TASK STATEMENT
Every record must be repeated exactly, with no omission.

+===+

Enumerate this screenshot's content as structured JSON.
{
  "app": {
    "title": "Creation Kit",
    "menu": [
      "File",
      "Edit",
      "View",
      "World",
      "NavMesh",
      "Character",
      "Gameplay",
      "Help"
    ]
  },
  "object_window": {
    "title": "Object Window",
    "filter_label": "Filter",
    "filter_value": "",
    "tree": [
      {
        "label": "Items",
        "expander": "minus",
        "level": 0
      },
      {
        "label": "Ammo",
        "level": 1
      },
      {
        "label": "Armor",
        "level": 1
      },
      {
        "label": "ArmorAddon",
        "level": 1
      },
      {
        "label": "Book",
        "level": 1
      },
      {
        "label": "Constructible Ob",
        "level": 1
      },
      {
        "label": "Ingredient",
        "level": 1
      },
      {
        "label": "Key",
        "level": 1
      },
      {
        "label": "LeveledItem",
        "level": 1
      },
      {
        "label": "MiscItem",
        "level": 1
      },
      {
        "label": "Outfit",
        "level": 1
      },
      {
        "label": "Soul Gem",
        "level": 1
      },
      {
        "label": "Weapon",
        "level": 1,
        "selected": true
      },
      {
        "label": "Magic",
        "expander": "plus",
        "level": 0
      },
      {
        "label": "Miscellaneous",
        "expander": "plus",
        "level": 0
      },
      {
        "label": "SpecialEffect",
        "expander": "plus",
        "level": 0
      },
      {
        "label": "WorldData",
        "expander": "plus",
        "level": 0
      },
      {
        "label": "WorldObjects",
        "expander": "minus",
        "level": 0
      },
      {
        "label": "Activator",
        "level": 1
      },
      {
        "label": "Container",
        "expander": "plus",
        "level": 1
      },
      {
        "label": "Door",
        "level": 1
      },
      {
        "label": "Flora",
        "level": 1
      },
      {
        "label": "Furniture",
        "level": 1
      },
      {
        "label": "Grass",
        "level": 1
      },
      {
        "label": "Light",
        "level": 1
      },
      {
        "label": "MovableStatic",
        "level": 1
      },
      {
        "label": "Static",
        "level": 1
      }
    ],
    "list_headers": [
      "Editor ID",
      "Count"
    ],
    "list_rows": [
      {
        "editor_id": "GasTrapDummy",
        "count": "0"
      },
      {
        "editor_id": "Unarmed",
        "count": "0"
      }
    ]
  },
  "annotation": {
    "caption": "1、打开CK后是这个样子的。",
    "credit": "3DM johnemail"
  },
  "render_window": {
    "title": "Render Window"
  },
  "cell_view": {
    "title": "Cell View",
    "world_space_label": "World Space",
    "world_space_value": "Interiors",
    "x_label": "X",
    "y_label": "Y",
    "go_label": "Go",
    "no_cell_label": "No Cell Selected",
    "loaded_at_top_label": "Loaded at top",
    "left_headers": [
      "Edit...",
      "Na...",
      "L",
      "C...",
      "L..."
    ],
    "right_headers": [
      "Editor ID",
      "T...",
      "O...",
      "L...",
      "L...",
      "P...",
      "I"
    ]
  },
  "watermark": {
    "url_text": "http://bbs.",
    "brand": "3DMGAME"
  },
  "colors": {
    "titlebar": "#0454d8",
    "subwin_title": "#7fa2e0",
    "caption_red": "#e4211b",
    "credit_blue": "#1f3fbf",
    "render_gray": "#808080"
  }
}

+===+

ANSWER
Enumerate this screenshot's content as structured JSON.
{
  "app": {
    "title": "Creation Kit",
    "menu": [
      "File",
      "Edit",
      "View",
      "World",
      "NavMesh",
      "Character",
      "Gameplay",
      "Help"
    ]
  },
  "object_window": {
    "title": "Object Window",
    "filter_label": "Filter",
    "filter_value": "",
    "tree": [
      {
        "label": "Items",
        "expander": "minus",
        "level": 0
      },
      {
        "label": "Ammo",
        "level": 1
      },
      {
        "label": "Armor",
        "level": 1
      },
      {
        "label": "ArmorAddon",
        "level": 1
      },
      {
        "label": "Book",
        "level": 1
      },
      {
        "label": "Constructible Ob",
        "level": 1
      },
      {
        "label": "Ingredient",
        "level": 1
      },
      {
        "label": "Key",
        "level": 1
      },
      {
        "label": "LeveledItem",
        "level": 1
      },
      {
        "label": "MiscItem",
        "level": 1
      },
      {
        "label": "Outfit",
        "level": 1
      },
      {
        "label": "Soul Gem",
        "level": 1
      },
      {
        "label": "Weapon",
        "level": 1,
        "selected": true
      },
      {
        "label": "Magic",
        "expander": "plus",
        "level": 0
      },
      {
        "label": "Miscellaneous",
        "expander": "plus",
        "level": 0
      },
      {
        "label": "SpecialEffect",
        "expander": "plus",
        "level": 0
      },
      {
        "label": "WorldData",
        "expander": "plus",
        "level": 0
      },
      {
        "label": "WorldObjects",
        "expander": "minus",
        "level": 0
      },
      {
        "label": "Activator",
        "level": 1
      },
      {
        "label": "Container",
        "expander": "plus",
        "level": 1
      },
      {
        "label": "Door",
        "level": 1
      },
      {
        "label": "Flora",
        "level": 1
      },
      {
        "label": "Furniture",
        "level": 1
      },
      {
        "label": "Grass",
        "level": 1
      },
      {
        "label": "Light",
        "level": 1
      },
      {
        "label": "MovableStatic",
        "level": 1
      },
      {
        "label": "Static",
        "level": 1
      }
    ],
    "list_headers": [
      "Editor ID",
      "Count"
    ],
    "list_rows": [
      {
        "editor_id": "GasTrapDummy",
        "count": "0"
      },
      {
        "editor_id": "Unarmed",
        "count": "0"
      }
    ]
  },
  "annotation": {
    "caption": "1、打开CK后是这个样子的。",
    "credit": "3DM johnemail"
  },
  "render_window": {
    "title": "Render Window"
  },
  "cell_view": {
    "title": "Cell View",
    "world_space_label": "World Space",
    "world_space_value": "Interiors",
    "x_label": "X",
    "y_label": "Y",
    "go_label": "Go",
    "no_cell_label": "No Cell Selected",
    "loaded_at_top_label": "Loaded at top",
    "left_headers": [
      "Edit...",
      "Na...",
      "L",
      "C...",
      "L..."
    ],
    "right_headers": [
      "Editor ID",
      "T...",
      "O...",
      "L...",
      "L...",
      "P...",
      "I"
    ]
  },
  "watermark": {
    "url_text": "http://bbs.",
    "brand": "3DMGAME"
  },
  "colors": {
    "titlebar": "#0454d8",
    "subwin_title": "#7fa2e0",
    "caption_red": "#e4211b",
    "credit_blue": "#1f3fbf",
    "render_gray": "#808080"
  }
}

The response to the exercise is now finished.